Exercise directions
Go through the material and pull out every line with the string "value" in it.

Stored data
---------------
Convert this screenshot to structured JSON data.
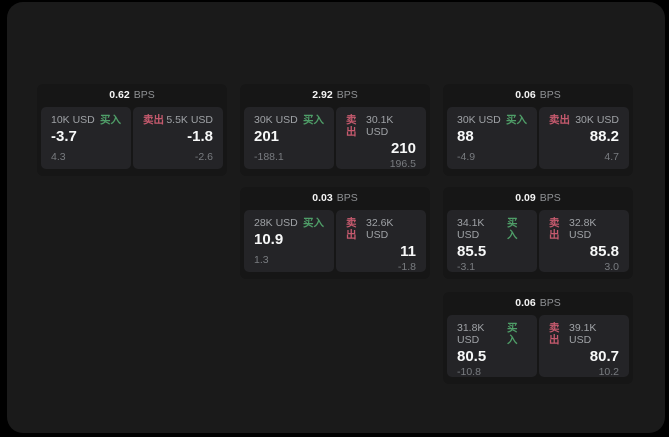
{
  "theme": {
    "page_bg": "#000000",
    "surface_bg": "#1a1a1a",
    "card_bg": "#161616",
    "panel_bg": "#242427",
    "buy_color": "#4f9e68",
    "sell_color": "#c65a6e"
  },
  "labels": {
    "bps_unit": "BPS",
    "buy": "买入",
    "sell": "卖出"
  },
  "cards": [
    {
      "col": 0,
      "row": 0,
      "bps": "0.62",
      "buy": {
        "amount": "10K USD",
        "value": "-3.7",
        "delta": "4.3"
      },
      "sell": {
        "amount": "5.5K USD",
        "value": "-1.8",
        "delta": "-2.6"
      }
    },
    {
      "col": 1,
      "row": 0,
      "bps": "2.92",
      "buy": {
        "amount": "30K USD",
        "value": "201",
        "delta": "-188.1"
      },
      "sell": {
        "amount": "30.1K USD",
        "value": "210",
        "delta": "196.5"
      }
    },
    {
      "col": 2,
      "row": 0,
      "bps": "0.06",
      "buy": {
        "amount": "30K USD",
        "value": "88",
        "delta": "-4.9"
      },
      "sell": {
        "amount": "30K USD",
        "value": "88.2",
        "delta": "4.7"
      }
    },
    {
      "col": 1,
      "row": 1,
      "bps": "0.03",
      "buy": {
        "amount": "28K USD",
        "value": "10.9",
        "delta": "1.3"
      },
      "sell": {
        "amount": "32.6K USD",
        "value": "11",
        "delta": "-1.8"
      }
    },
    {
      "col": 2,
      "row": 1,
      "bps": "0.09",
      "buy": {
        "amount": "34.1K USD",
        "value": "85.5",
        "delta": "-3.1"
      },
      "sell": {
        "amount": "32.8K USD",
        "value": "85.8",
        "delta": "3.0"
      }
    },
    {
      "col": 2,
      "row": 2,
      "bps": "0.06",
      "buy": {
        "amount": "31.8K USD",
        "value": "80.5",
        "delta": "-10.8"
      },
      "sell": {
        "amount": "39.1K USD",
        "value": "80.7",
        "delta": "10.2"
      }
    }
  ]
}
---------------
Task result
        "value": "-3.7",
        "value": "-1.8",
        "value": "201",
        "value": "210",
        "value": "88",
        "value": "88.2",
        "value": "10.9",
        "value": "11",
        "value": "85.5",
        "value": "85.8",
        "value": "80.5",
        "value": "80.7",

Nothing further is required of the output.